Items from a figure collection
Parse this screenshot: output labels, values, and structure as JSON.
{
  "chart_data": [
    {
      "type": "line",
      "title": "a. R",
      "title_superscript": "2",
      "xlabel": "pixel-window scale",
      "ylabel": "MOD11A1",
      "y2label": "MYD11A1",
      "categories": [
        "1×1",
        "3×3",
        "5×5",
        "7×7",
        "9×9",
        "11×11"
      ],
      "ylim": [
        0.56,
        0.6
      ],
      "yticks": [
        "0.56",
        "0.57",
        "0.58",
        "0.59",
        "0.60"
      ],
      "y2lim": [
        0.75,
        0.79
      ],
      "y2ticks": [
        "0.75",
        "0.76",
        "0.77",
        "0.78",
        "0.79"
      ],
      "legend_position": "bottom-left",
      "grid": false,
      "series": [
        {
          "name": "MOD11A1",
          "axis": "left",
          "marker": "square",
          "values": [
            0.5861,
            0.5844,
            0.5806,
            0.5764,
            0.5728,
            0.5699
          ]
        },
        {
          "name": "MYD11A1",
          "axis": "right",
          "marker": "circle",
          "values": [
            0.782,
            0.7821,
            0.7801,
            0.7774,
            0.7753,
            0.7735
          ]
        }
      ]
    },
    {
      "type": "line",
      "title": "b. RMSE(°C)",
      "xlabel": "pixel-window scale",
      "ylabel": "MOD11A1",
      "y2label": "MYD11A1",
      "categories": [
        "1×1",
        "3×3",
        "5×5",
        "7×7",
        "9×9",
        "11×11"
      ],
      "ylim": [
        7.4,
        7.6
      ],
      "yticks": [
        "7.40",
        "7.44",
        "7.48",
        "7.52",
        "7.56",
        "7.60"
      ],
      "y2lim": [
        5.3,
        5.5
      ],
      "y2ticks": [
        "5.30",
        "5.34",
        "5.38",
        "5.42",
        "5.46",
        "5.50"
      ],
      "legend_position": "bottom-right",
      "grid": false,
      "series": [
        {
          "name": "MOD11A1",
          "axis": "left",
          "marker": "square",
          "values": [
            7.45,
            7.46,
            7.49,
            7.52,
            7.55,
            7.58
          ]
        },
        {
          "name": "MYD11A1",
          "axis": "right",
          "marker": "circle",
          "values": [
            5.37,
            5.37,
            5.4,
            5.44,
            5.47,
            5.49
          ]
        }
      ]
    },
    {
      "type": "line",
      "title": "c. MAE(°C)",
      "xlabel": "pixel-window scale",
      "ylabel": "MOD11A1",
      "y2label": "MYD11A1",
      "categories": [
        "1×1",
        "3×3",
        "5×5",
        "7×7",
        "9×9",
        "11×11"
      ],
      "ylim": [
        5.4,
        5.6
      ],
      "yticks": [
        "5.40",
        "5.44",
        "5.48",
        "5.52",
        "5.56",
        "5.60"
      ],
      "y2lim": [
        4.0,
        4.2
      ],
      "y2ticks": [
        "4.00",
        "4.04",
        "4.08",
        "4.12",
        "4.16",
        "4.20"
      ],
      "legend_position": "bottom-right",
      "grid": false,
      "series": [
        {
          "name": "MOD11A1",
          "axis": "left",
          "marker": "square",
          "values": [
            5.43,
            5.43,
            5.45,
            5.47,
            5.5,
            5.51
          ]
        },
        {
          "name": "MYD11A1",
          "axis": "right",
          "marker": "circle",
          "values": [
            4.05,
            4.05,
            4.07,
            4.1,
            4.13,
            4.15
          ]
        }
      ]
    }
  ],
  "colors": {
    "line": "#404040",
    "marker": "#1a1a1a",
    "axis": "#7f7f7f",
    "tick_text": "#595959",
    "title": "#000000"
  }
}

What is expected
Each record above should be repeated exactly as it appears.

Correct response
Parse this screenshot: output labels, values, and structure as JSON.
{
  "chart_data": [
    {
      "type": "line",
      "title": "a. R",
      "title_superscript": "2",
      "xlabel": "pixel-window scale",
      "ylabel": "MOD11A1",
      "y2label": "MYD11A1",
      "categories": [
        "1×1",
        "3×3",
        "5×5",
        "7×7",
        "9×9",
        "11×11"
      ],
      "ylim": [
        0.56,
        0.6
      ],
      "yticks": [
        "0.56",
        "0.57",
        "0.58",
        "0.59",
        "0.60"
      ],
      "y2lim": [
        0.75,
        0.79
      ],
      "y2ticks": [
        "0.75",
        "0.76",
        "0.77",
        "0.78",
        "0.79"
      ],
      "legend_position": "bottom-left",
      "grid": false,
      "series": [
        {
          "name": "MOD11A1",
          "axis": "left",
          "marker": "square",
          "values": [
            0.5861,
            0.5844,
            0.5806,
            0.5764,
            0.5728,
            0.5699
          ]
        },
        {
          "name": "MYD11A1",
          "axis": "right",
          "marker": "circle",
          "values": [
            0.782,
            0.7821,
            0.7801,
            0.7774,
            0.7753,
            0.7735
          ]
        }
      ]
    },
    {
      "type": "line",
      "title": "b. RMSE(°C)",
      "xlabel": "pixel-window scale",
      "ylabel": "MOD11A1",
      "y2label": "MYD11A1",
      "categories": [
        "1×1",
        "3×3",
        "5×5",
        "7×7",
        "9×9",
        "11×11"
      ],
      "ylim": [
        7.4,
        7.6
      ],
      "yticks": [
        "7.40",
        "7.44",
        "7.48",
        "7.52",
        "7.56",
        "7.60"
      ],
      "y2lim": [
        5.3,
        5.5
      ],
      "y2ticks": [
        "5.30",
        "5.34",
        "5.38",
        "5.42",
        "5.46",
        "5.50"
      ],
      "legend_position": "bottom-right",
      "grid": false,
      "series": [
        {
          "name": "MOD11A1",
          "axis": "left",
          "marker": "square",
          "values": [
            7.45,
            7.46,
            7.49,
            7.52,
            7.55,
            7.58
          ]
        },
        {
          "name": "MYD11A1",
          "axis": "right",
          "marker": "circle",
          "values": [
            5.37,
            5.37,
            5.4,
            5.44,
            5.47,
            5.49
          ]
        }
      ]
    },
    {
      "type": "line",
      "title": "c. MAE(°C)",
      "xlabel": "pixel-window scale",
      "ylabel": "MOD11A1",
      "y2label": "MYD11A1",
      "categories": [
        "1×1",
        "3×3",
        "5×5",
        "7×7",
        "9×9",
        "11×11"
      ],
      "ylim": [
        5.4,
        5.6
      ],
      "yticks": [
        "5.40",
        "5.44",
        "5.48",
        "5.52",
        "5.56",
        "5.60"
      ],
      "y2lim": [
        4.0,
        4.2
      ],
      "y2ticks": [
        "4.00",
        "4.04",
        "4.08",
        "4.12",
        "4.16",
        "4.20"
      ],
      "legend_position": "bottom-right",
      "grid": false,
      "series": [
        {
          "name": "MOD11A1",
          "axis": "left",
          "marker": "square",
          "values": [
            5.43,
            5.43,
            5.45,
            5.47,
            5.5,
            5.51
          ]
        },
        {
          "name": "MYD11A1",
          "axis": "right",
          "marker": "circle",
          "values": [
            4.05,
            4.05,
            4.07,
            4.1,
            4.13,
            4.15
          ]
        }
      ]
    }
  ],
  "colors": {
    "line": "#404040",
    "marker": "#1a1a1a",
    "axis": "#7f7f7f",
    "tick_text": "#595959",
    "title": "#000000"
  }
}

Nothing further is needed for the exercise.